● **What you are asked to do**
Track down the lines that contain "Grau" and copy them.
* Begin *
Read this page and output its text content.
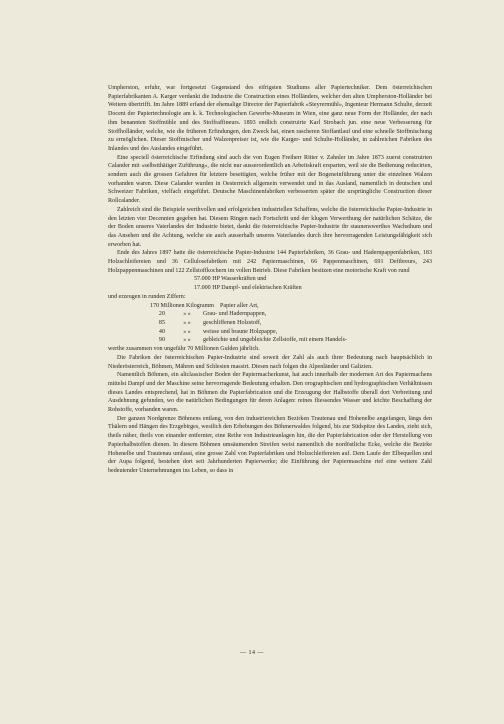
Umpherston, erfuhr, war fortgesetzt Gegenstand des eifrigsten Studiums aller Papiertechniker. Dem österreichischen Papierfabrikanten A. Karger verdankt die Industrie die Construction eines Holländers, welcher den alten Umpherston-Holländer bei Weitem übertrifft. Im Jahre 1889 erfand der ehemalige Director der Papierfabrik «Steyrermühl», Ingenieur Hermann Schulte, derzeit Docent der Papiertechnologie am k. k. Technologischen Gewerbe-Museum in Wien, eine ganz neue Form der Holländer, der nach ihm benannten Stoffmühle und des Stoffraffineurs. 1893 endlich construirte Karl Strobach jun. eine neue Verbesserung für Stoffholländer, welche, wie die früheren Erfindungen, den Zweck hat, einen rascheren Stoffantlauf und eine schnelle Stoffmischung zu ermöglichen. Dieser Stoffmischer und Walzenpreiser ist, wie die Karger- und Schulte-Holländer, in zahlreichen Fabriken des Inlandes und des Auslandes eingeführt.

Eine speciell österreichische Erfindung sind auch die von Eugen Freiherr Ritter v. Zahnler im Jahre 1873 zuerst construirten Calander mit «selbstthätiger Zuführung», die nicht nur ausserordentlich an Arbeitskraft ersparten, weil sie die Bedienung reducirten, sondern auch die grossen Gefahren für letztere beseitigten, welche früher mit der Bogeneinführung unter die einzelnen Walzen vorhanden waren. Diese Calander wurden in Oesterreich allgemein verwendet und in das Ausland, namentlich in deutschen und Schweizer Fabriken, vielfach eingeführt. Deutsche Maschinenfabriken verbesserten später die ursprüngliche Construction dieser Rollcalander.

Zahlreich sind die Beispiele werthvollen und erfolgreichen industriellen Schaffens, welche die österreichische Papier-Industrie in den letzten vier Decennien gegeben hat. Diesem Ringen nach Fortschritt und der klugen Verwerthung der natürlichen Schätze, die der Boden unseres Vaterlandes der Industrie bietet, dankt die österreichische Papier-Industrie ihr staunenswerthes Wachsthum und das Ansehen und die Achtung, welche sie auch ausserhalb unseres Vaterlandes durch ihre hervorragenden Leistungsfähigkeit sich erworben hat.

Ende des Jahres 1897 hatte die österreichische Papier-Industrie 144 Papierfabriken, 36 Grau- und Hadernpappenfabriken, 183 Holzschleifereien und 36 Cellulosefabriken mit 242 Papiermaschinen, 66 Pappenmaschinen, 691 Defibreurs, 243 Holzpappenmaschinen und 122 Zellstoffkochern im vollen Betrieb. Diese Fabriken besitzen eine motorische Kraft von rund

57.000 HP Wasserkräften und
17.000 HP Dampf- und elektrischen Kräften

und erzeugen in runden Ziffern:

170 Millionen Kilogramm Papier aller Art,
20	» »	Grau- und Hadernpappen,
85	» »	geschliffenen Holzstoff,
40	» »	weisse und braune Holzpappe,
90	» »	gebleichte und ungebleichte Zellstoffe, mit einem Handels-

werthe zusammen von ungefähr 70 Millionen Gulden jährlich.

Die Fabriken der österreichischen Papier-Industrie sind soweit der Zahl als auch ihrer Bedeutung nach hauptsächlich in Niederösterreich, Böhmen, Mähren und Schlesien massirt. Diesen nach folgen die Alpenländer und Galizien.

Namentlich Böhmen, ein altclassischer Boden der Papiermacherkunst, hat auch innerhalb der modernen Art des Papiermachens mittelst Dampf und der Maschine seine hervorragende Bedeutung erhalten. Den orographischen und hydrographischen Verhältnissen dieses Landes entsprechend, hat in Böhmen die Papierfabrication und die Erzeugung der Halbstoffe überall dort Verbreitung und Ausdehnung gefunden, wo die natürlichen Bedingungen für deren Anlagen: reines fliessendes Wasser und leichte Beschaffung der Rohstoffe, vorhanden waren.

Der ganzen Nordgrenze Böhmens entlang, von den industriereichen Bezirken Trautenau und Hohenelbe angefangen, längs den Thälern und Hängen des Erzgebirges, westlich den Erhebungen des Böhmerwaldes folgend, bis zur Südspitze des Landes, zieht sich, theils näher, theils von einander entfernter, eine Reihe von Industrieanlagen hin, die der Papierfabrication oder der Herstellung von Papierhalbstoffen dienen. In diesem Böhmen umsäumenden Streifen weist namentlich die nordöstliche Ecke, welche die Bezirke Hohenelbe und Trautenau umfasst, eine grosse Zahl von Papierfabriken und Holzschleifereien auf. Dem Laufe der Elbequellen und der Aupa folgend, bestehen dort seit Jahrhunderten Papierwerke; die Einführung der Papiermaschine rief eine weitere Zahl bedeutender Unternehmungen ins Leben, so dass in

— 14 —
* End *
● **Result of the task**
Ende des Jahres 1897 hatte die österreichische Papier-Industrie 144 Papierfabriken, 36 Grau- und Hadernpappenfabriken, 183 Holzschleifereien und 36 Cellulosefabriken mit 242 Papiermaschinen, 66 Pappenmaschinen, 691 Defibreurs, 243 Holzpappenmaschinen und 122 Zellstoffkochern im vollen Betrieb. Diese Fabriken besitzen eine motorische Kraft von rund
20	» »	Grau- und Hadernpappen,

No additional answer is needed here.